◆ EXERCISE GOAL
Reply with only the number of lines that contain the string "Size".

Figure collection entries
******************************
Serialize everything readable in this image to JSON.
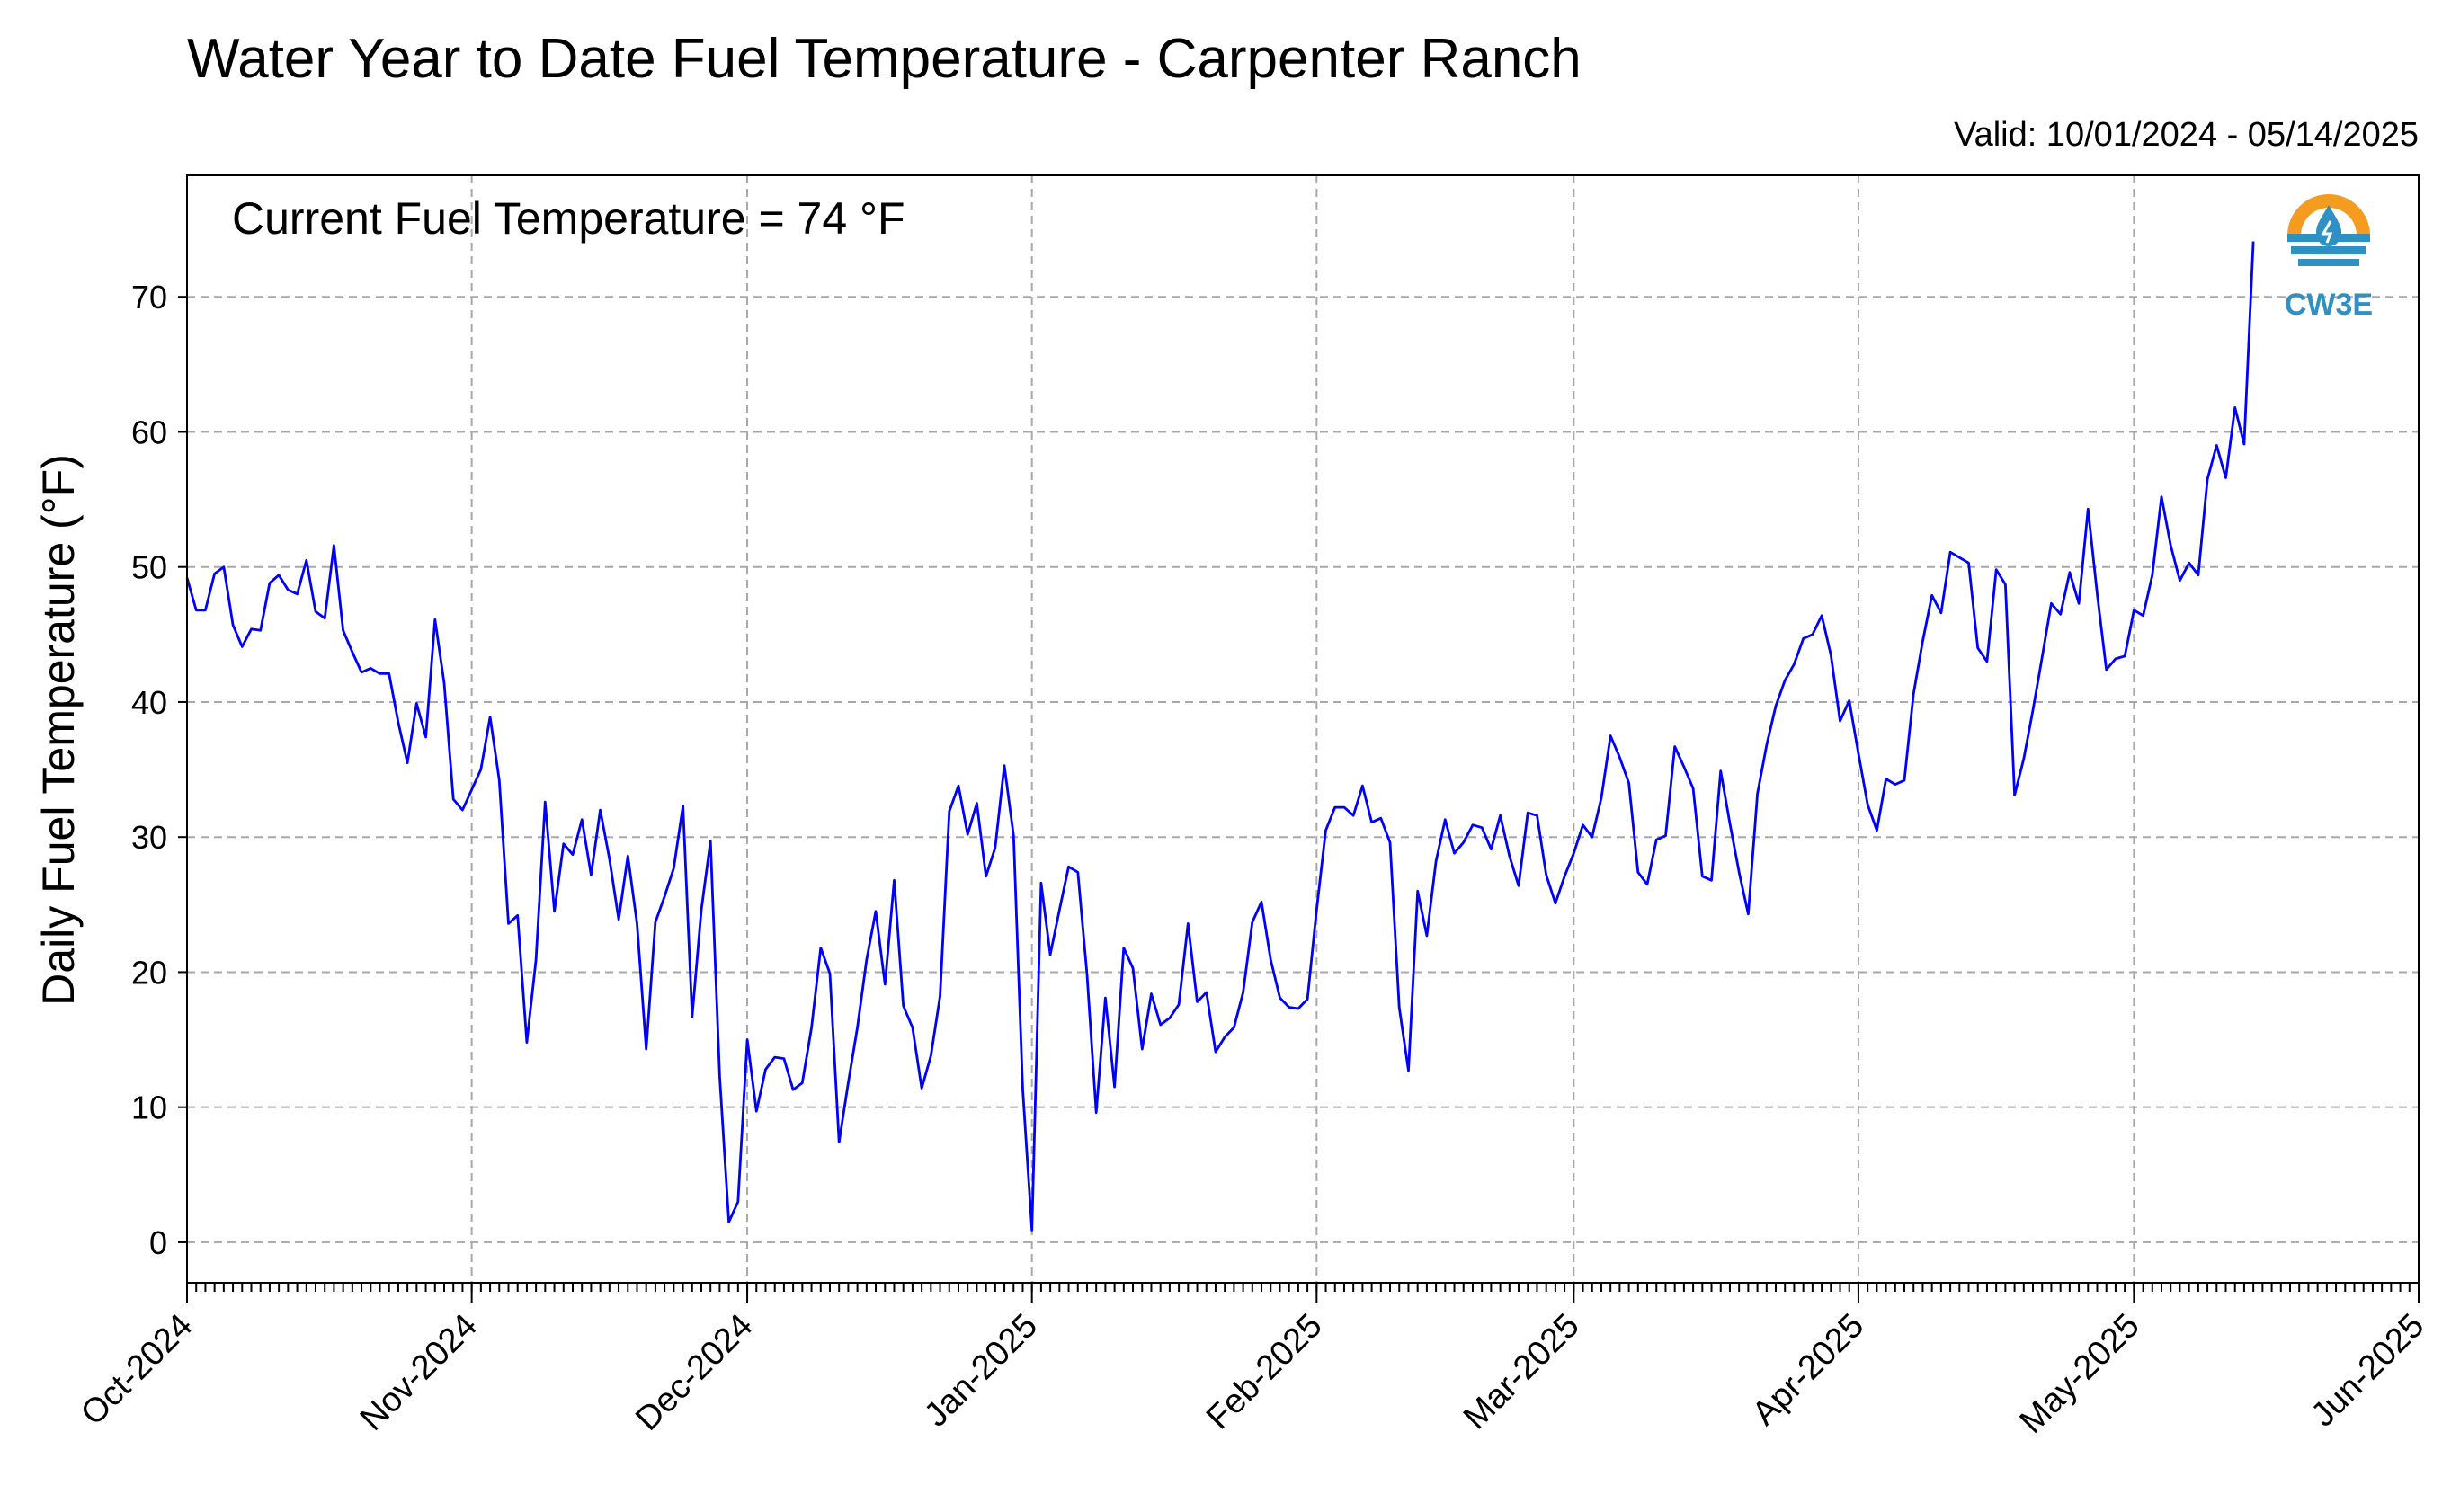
{
  "chart_data": {
    "type": "line",
    "title": "Water Year to Date Fuel Temperature - Carpenter Ranch",
    "valid": "Valid: 10/01/2024 - 05/14/2025",
    "annotation": "Current Fuel Temperature = 74 °F",
    "ylabel": "Daily Fuel Temperature (°F)",
    "xlabel": "",
    "ylim": [
      -3,
      79
    ],
    "xlim": [
      "2024-10-01",
      "2025-06-01"
    ],
    "yticks": [
      "0",
      "10",
      "20",
      "30",
      "40",
      "50",
      "60",
      "70"
    ],
    "xticks": [
      {
        "date": "2024-10-01",
        "label": "Oct-2024"
      },
      {
        "date": "2024-11-01",
        "label": "Nov-2024"
      },
      {
        "date": "2024-12-01",
        "label": "Dec-2024"
      },
      {
        "date": "2025-01-01",
        "label": "Jan-2025"
      },
      {
        "date": "2025-02-01",
        "label": "Feb-2025"
      },
      {
        "date": "2025-03-01",
        "label": "Mar-2025"
      },
      {
        "date": "2025-04-01",
        "label": "Apr-2025"
      },
      {
        "date": "2025-05-01",
        "label": "May-2025"
      },
      {
        "date": "2025-06-01",
        "label": "Jun-2025"
      }
    ],
    "grid": true,
    "series_color": "#0000ff",
    "logo_text": "CW3E",
    "logo_colors": {
      "orange": "#f39c1f",
      "blue": "#2f90c4"
    },
    "series": [
      {
        "start_date": "2024-10-01",
        "values": [
          49.2,
          46.8,
          46.8,
          49.5,
          50.0,
          45.7,
          44.1,
          45.4,
          45.3,
          48.8,
          49.4,
          48.3,
          48.0,
          50.5,
          46.7,
          46.2,
          51.6,
          45.3,
          43.7,
          42.2,
          42.5,
          42.1,
          42.1,
          38.5,
          35.5,
          39.9,
          37.4,
          46.1,
          41.4,
          32.8,
          32.0,
          33.5,
          35.0,
          38.9,
          34.2,
          23.6,
          24.2,
          14.8,
          20.9,
          32.6,
          24.5,
          29.5,
          28.7,
          31.3,
          27.2,
          32.0,
          28.4,
          23.9,
          28.6,
          23.6,
          14.3,
          23.7,
          25.6,
          27.7,
          32.3,
          16.7,
          24.6,
          29.7,
          12.3,
          1.5,
          3.0,
          15.0,
          9.7,
          12.8,
          13.7,
          13.6,
          11.3,
          11.8,
          15.9,
          21.8,
          19.9,
          7.4,
          11.8,
          15.9,
          20.9,
          24.5,
          19.1,
          26.8,
          17.5,
          15.9,
          11.4,
          13.8,
          18.2,
          31.9,
          33.8,
          30.2,
          32.5,
          27.1,
          29.2,
          35.3,
          30.1,
          11.3,
          0.9,
          26.6,
          21.3,
          24.6,
          27.8,
          27.4,
          19.8,
          9.6,
          18.1,
          11.5,
          21.8,
          20.3,
          14.3,
          18.4,
          16.1,
          16.6,
          17.6,
          23.6,
          17.8,
          18.5,
          14.1,
          15.2,
          15.9,
          18.5,
          23.7,
          25.2,
          20.9,
          18.1,
          17.4,
          17.3,
          18.0,
          24.6,
          30.5,
          32.2,
          32.2,
          31.6,
          33.8,
          31.1,
          31.4,
          29.6,
          17.4,
          12.7,
          26.0,
          22.7,
          28.2,
          31.3,
          28.8,
          29.6,
          30.9,
          30.7,
          29.1,
          31.6,
          28.6,
          26.4,
          31.8,
          31.6,
          27.2,
          25.1,
          27.1,
          28.8,
          30.9,
          30.0,
          32.9,
          37.5,
          35.9,
          34.0,
          27.4,
          26.5,
          29.8,
          30.1,
          36.7,
          35.2,
          33.6,
          27.1,
          26.8,
          34.9,
          31.0,
          27.4,
          24.3,
          33.2,
          36.8,
          39.7,
          41.6,
          42.8,
          44.7,
          45.0,
          46.4,
          43.5,
          38.6,
          40.1,
          36.2,
          32.4,
          30.5,
          34.3,
          33.9,
          34.2,
          40.6,
          44.5,
          47.9,
          46.6,
          51.1,
          50.7,
          50.3,
          44.0,
          43.0,
          49.8,
          48.7,
          33.1,
          35.8,
          39.4,
          43.3,
          47.3,
          46.5,
          49.6,
          47.3,
          54.3,
          48.0,
          42.4,
          43.2,
          43.4,
          46.8,
          46.4,
          49.4,
          55.2,
          51.6,
          49.0,
          50.3,
          49.4,
          56.5,
          59.0,
          56.6,
          61.8,
          59.1,
          74.1
        ]
      }
    ]
  }
}
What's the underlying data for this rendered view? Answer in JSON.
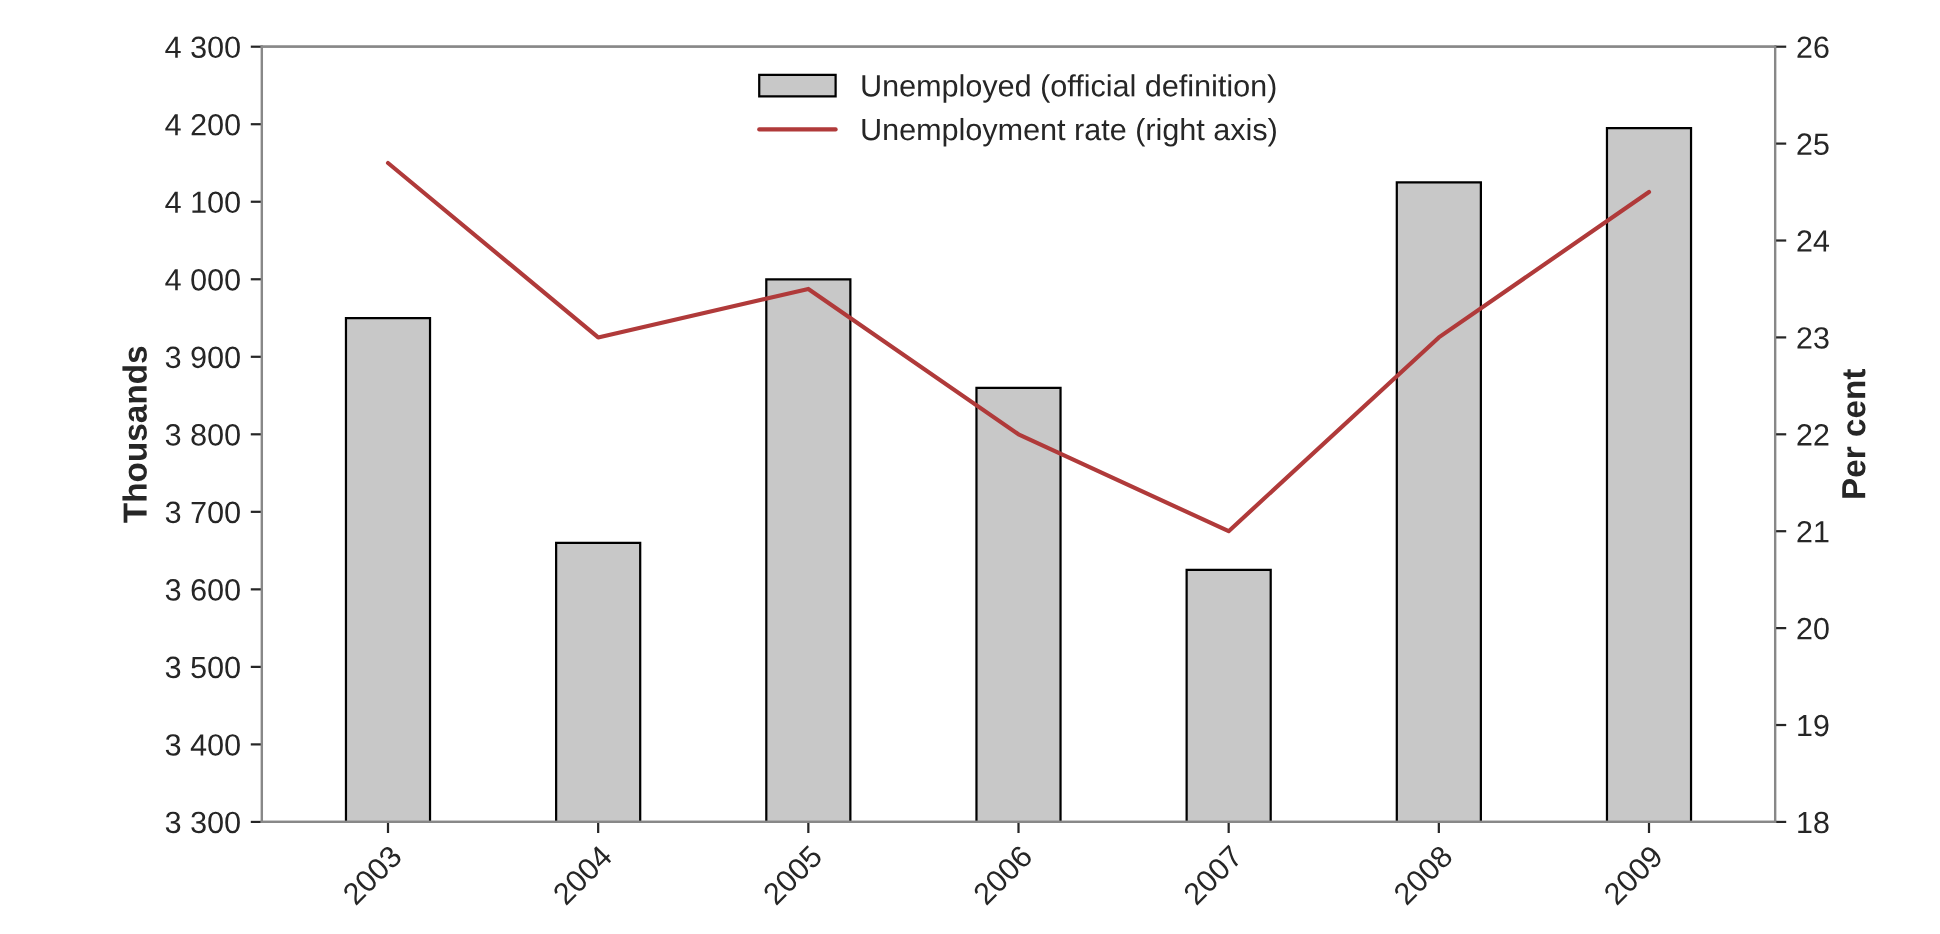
{
  "chart_data": {
    "type": "bar",
    "categories": [
      "2003",
      "2004",
      "2005",
      "2006",
      "2007",
      "2008",
      "2009"
    ],
    "series": [
      {
        "name": "Unemployed (official definition)",
        "type": "bar",
        "color": "#c8c8c8",
        "values": [
          3950,
          3660,
          4000,
          3860,
          3625,
          4125,
          4195
        ]
      },
      {
        "name": "Unemployment rate (right axis)",
        "type": "line",
        "axis": "y2",
        "color": "#b03a3a",
        "values": [
          24.8,
          23.0,
          23.5,
          22.0,
          21.0,
          23.0,
          24.5
        ]
      }
    ],
    "ylabel": "Thousands",
    "y2label": "Per cent",
    "ylim": [
      3300,
      4300
    ],
    "yticks": [
      {
        "value": 3300,
        "label": "3 300"
      },
      {
        "value": 3400,
        "label": "3 400"
      },
      {
        "value": 3500,
        "label": "3 500"
      },
      {
        "value": 3600,
        "label": "3 600"
      },
      {
        "value": 3700,
        "label": "3 700"
      },
      {
        "value": 3800,
        "label": "3 800"
      },
      {
        "value": 3900,
        "label": "3 900"
      },
      {
        "value": 4000,
        "label": "4 000"
      },
      {
        "value": 4100,
        "label": "4 100"
      },
      {
        "value": 4200,
        "label": "4 200"
      },
      {
        "value": 4300,
        "label": "4 300"
      }
    ],
    "y2lim": [
      18,
      26
    ],
    "y2ticks": [
      18,
      19,
      20,
      21,
      22,
      23,
      24,
      25,
      26
    ],
    "legend": "top",
    "grid": false,
    "line_style": "solid",
    "marker": "none"
  }
}
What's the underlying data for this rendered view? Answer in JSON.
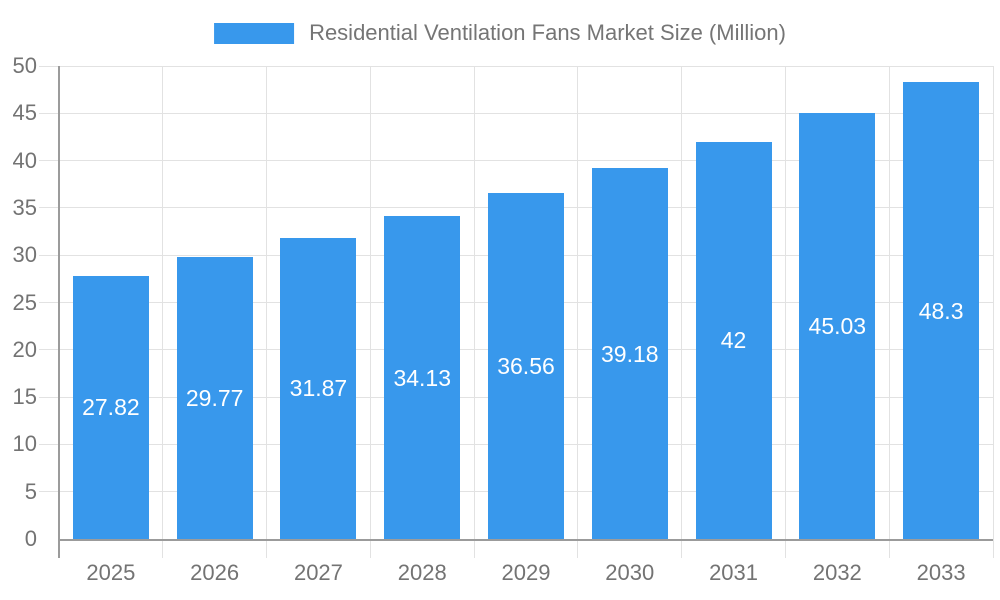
{
  "chart_data": {
    "type": "bar",
    "title": "Residential Ventilation Fans Market Size (Million)",
    "series_name": "Residential Ventilation Fans Market Size (Million)",
    "categories": [
      "2025",
      "2026",
      "2027",
      "2028",
      "2029",
      "2030",
      "2031",
      "2032",
      "2033"
    ],
    "values": [
      27.82,
      29.77,
      31.87,
      34.13,
      36.56,
      39.18,
      42,
      45.03,
      48.3
    ],
    "bar_value_labels": [
      "27.82",
      "29.77",
      "31.87",
      "34.13",
      "36.56",
      "39.18",
      "42",
      "45.03",
      "48.3"
    ],
    "xlabel": "",
    "ylabel": "",
    "ylim": [
      0,
      50
    ],
    "ytick_step": 5,
    "yticks": [
      0,
      5,
      10,
      15,
      20,
      25,
      30,
      35,
      40,
      45,
      50
    ],
    "grid": true,
    "legend_position": "top",
    "colors": {
      "bar": "#3898EC",
      "value_label": "#FFFFFF",
      "axis_line": "#9B9B9B",
      "gridline": "#E2E2E2",
      "tick_mark": "#D9D9D9",
      "tick_text": "#737373",
      "legend_text": "#757575",
      "background": "#FFFFFF"
    }
  }
}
******************************
◆ SOLUTION TO THIS TASK
2